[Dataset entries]
· · · · ·

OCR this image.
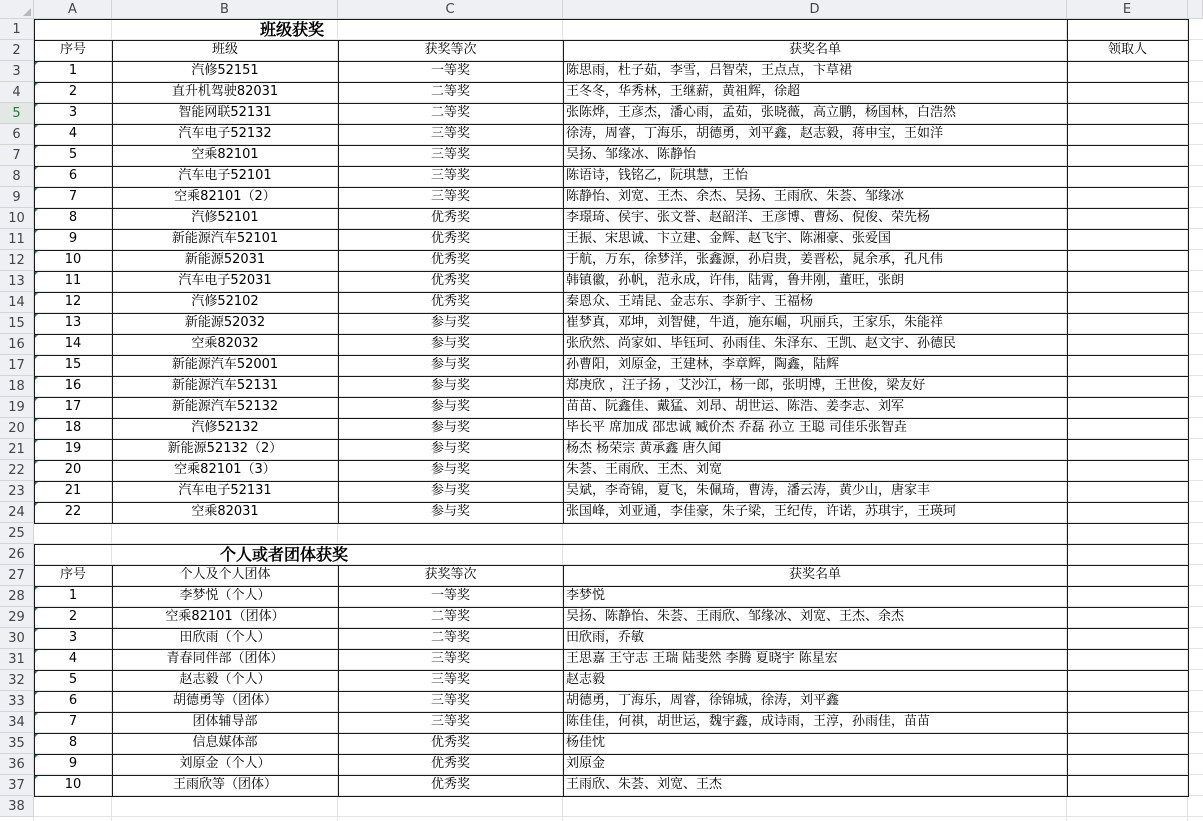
A	B	C	D	E
1
2
3
4
5
6
7
8
9
10
11
12
13
14
15
16
17
18
19
20
21
22
23
24
25
26
27
28
29
30
31
32
33
34
35
36
37
38
班级获奖
序号	班级	获奖等次	获奖名单	领取人
1	汽修52151	一等奖	陈思雨，杜子茹，李雪，吕智荣，王点点，卞草裙
2	直升机驾驶82031	二等奖	王冬冬，华秀林，王继薪，黄祖辉，徐超
3	智能网联52131	二等奖	张陈烨，王彦杰，潘心雨，孟茹，张晓薇，高立鹏，杨国林，白浩然
4	汽车电子52132	三等奖	徐涛，周睿，丁海乐，胡德勇，刘平鑫，赵志毅，蒋申宝，王如洋
5	空乘82101	三等奖	吴扬、邹缘冰、陈静怡
6	汽车电子52101	三等奖	陈语诗，钱铭乙，阮琪慧，王怡
7	空乘82101（2）	三等奖	陈静怡、刘宽、王杰、余杰、吴扬、王雨欣、朱荟、邹缘冰
8	汽修52101	优秀奖	李璟琦、侯宇、张文誉、赵韶洋、王彦博、曹炀、倪俊、荣先杨
9	新能源汽车52101	优秀奖	王振、宋思诚、卞立建、金辉、赵飞宇、陈湘豪、张爱国
10	新能源52031	优秀奖	于航，万东，徐梦洋，张鑫源，孙启贵，姜晋松，晁余承，孔凡伟
11	汽车电子52031	优秀奖	韩镇徽，孙帆，范永成，许伟，陆霄，鲁井刚，董旺，张朗
12	汽修52102	优秀奖	秦恩众、王靖昆、金志东、李新宇、王福杨
13	新能源52032	参与奖	崔梦真，邓坤，刘智健，牛逍，施东崛，巩丽兵，王家乐，朱能祥
14	空乘82032	参与奖	张欣然、尚家如、毕钰珂、孙雨佳、朱泽东、王凯、赵文宇、孙德民
15	新能源汽车52001	参与奖	孙曹阳，刘原金，王建林，李章辉，陶鑫，陆辉
16	新能源汽车52131	参与奖	郑庚欣 ，汪子扬 ，艾沙江，杨一郎，张明博，王世俊，梁友好
17	新能源汽车52132	参与奖	苗苗、阮鑫佳、戴猛、刘昂、胡世运、陈浩、姜李志、刘军
18	汽修52132	参与奖	毕长平 席加成 邵忠诚 臧价杰 乔磊 孙立 王聪 司佳乐张智垚
19	新能源52132（2）	参与奖	杨杰 杨荣宗 黄承鑫 唐久闻
20	空乘82101（3）	参与奖	朱荟、王雨欣、王杰、刘宽
21	汽车电子52131	参与奖	吴斌，李奇锦，夏飞，朱佩琦，曹涛，潘云涛，黄少山，唐家丰
22	空乘82031	参与奖	张国峰，刘亚通，李佳豪，朱子梁，王纪传，许诺，苏琪宇，王瑛珂
个人或者团体获奖
序号	个人及个人团体	获奖等次	获奖名单
1	李梦悦（个人）	一等奖	李梦悦
2	空乘82101（团体）	二等奖	吴扬、陈静怡、朱荟、王雨欣、邹缘冰、刘宽、王杰、余杰
3	田欣雨（个人）	二等奖	田欣雨，乔敏
4	青春同伴部（团体）	三等奖	王思嘉 王守志 王瑞 陆斐然 李腾 夏晓宇 陈星宏
5	赵志毅（个人）	三等奖	赵志毅
6	胡德勇等（团体）	三等奖	胡德勇，丁海乐，周睿，徐锦城，徐涛，刘平鑫
7	团体辅导部	三等奖	陈佳佳，何祺，胡世运，魏宇鑫，成诗雨，王淳，孙雨佳，苗苗
8	信息媒体部	优秀奖	杨佳忱
9	刘原金（个人）	优秀奖	刘原金
10	王雨欣等（团体）	优秀奖	王雨欣、朱荟、刘宽、王杰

· · · · ·

◆ Problem description:
Reproduce the entries exactly. Do not carry over any picture.

◆ The response:
OCR this image.
A	B	C	D	E
1
2
3
4
5
6
7
8
9
10
11
12
13
14
15
16
17
18
19
20
21
22
23
24
25
26
27
28
29
30
31
32
33
34
35
36
37
38
班级获奖
序号	班级	获奖等次	获奖名单	领取人
1	汽修52151	一等奖	陈思雨，杜子茹，李雪，吕智荣，王点点，卞草裙
2	直升机驾驶82031	二等奖	王冬冬，华秀林，王继薪，黄祖辉，徐超
3	智能网联52131	二等奖	张陈烨，王彦杰，潘心雨，孟茹，张晓薇，高立鹏，杨国林，白浩然
4	汽车电子52132	三等奖	徐涛，周睿，丁海乐，胡德勇，刘平鑫，赵志毅，蒋申宝，王如洋
5	空乘82101	三等奖	吴扬、邹缘冰、陈静怡
6	汽车电子52101	三等奖	陈语诗，钱铭乙，阮琪慧，王怡
7	空乘82101（2）	三等奖	陈静怡、刘宽、王杰、余杰、吴扬、王雨欣、朱荟、邹缘冰
8	汽修52101	优秀奖	李璟琦、侯宇、张文誉、赵韶洋、王彦博、曹炀、倪俊、荣先杨
9	新能源汽车52101	优秀奖	王振、宋思诚、卞立建、金辉、赵飞宇、陈湘豪、张爱国
10	新能源52031	优秀奖	于航，万东，徐梦洋，张鑫源，孙启贵，姜晋松，晁余承，孔凡伟
11	汽车电子52031	优秀奖	韩镇徽，孙帆，范永成，许伟，陆霄，鲁井刚，董旺，张朗
12	汽修52102	优秀奖	秦恩众、王靖昆、金志东、李新宇、王福杨
13	新能源52032	参与奖	崔梦真，邓坤，刘智健，牛逍，施东崛，巩丽兵，王家乐，朱能祥
14	空乘82032	参与奖	张欣然、尚家如、毕钰珂、孙雨佳、朱泽东、王凯、赵文宇、孙德民
15	新能源汽车52001	参与奖	孙曹阳，刘原金，王建林，李章辉，陶鑫，陆辉
16	新能源汽车52131	参与奖	郑庚欣 ，汪子扬 ，艾沙江，杨一郎，张明博，王世俊，梁友好
17	新能源汽车52132	参与奖	苗苗、阮鑫佳、戴猛、刘昂、胡世运、陈浩、姜李志、刘军
18	汽修52132	参与奖	毕长平 席加成 邵忠诚 臧价杰 乔磊 孙立 王聪 司佳乐张智垚
19	新能源52132（2）	参与奖	杨杰 杨荣宗 黄承鑫 唐久闻
20	空乘82101（3）	参与奖	朱荟、王雨欣、王杰、刘宽
21	汽车电子52131	参与奖	吴斌，李奇锦，夏飞，朱佩琦，曹涛，潘云涛，黄少山，唐家丰
22	空乘82031	参与奖	张国峰，刘亚通，李佳豪，朱子梁，王纪传，许诺，苏琪宇，王瑛珂
个人或者团体获奖
序号	个人及个人团体	获奖等次	获奖名单
1	李梦悦（个人）	一等奖	李梦悦
2	空乘82101（团体）	二等奖	吴扬、陈静怡、朱荟、王雨欣、邹缘冰、刘宽、王杰、余杰
3	田欣雨（个人）	二等奖	田欣雨，乔敏
4	青春同伴部（团体）	三等奖	王思嘉 王守志 王瑞 陆斐然 李腾 夏晓宇 陈星宏
5	赵志毅（个人）	三等奖	赵志毅
6	胡德勇等（团体）	三等奖	胡德勇，丁海乐，周睿，徐锦城，徐涛，刘平鑫
7	团体辅导部	三等奖	陈佳佳，何祺，胡世运，魏宇鑫，成诗雨，王淳，孙雨佳，苗苗
8	信息媒体部	优秀奖	杨佳忱
9	刘原金（个人）	优秀奖	刘原金
10	王雨欣等（团体）	优秀奖	王雨欣、朱荟、刘宽、王杰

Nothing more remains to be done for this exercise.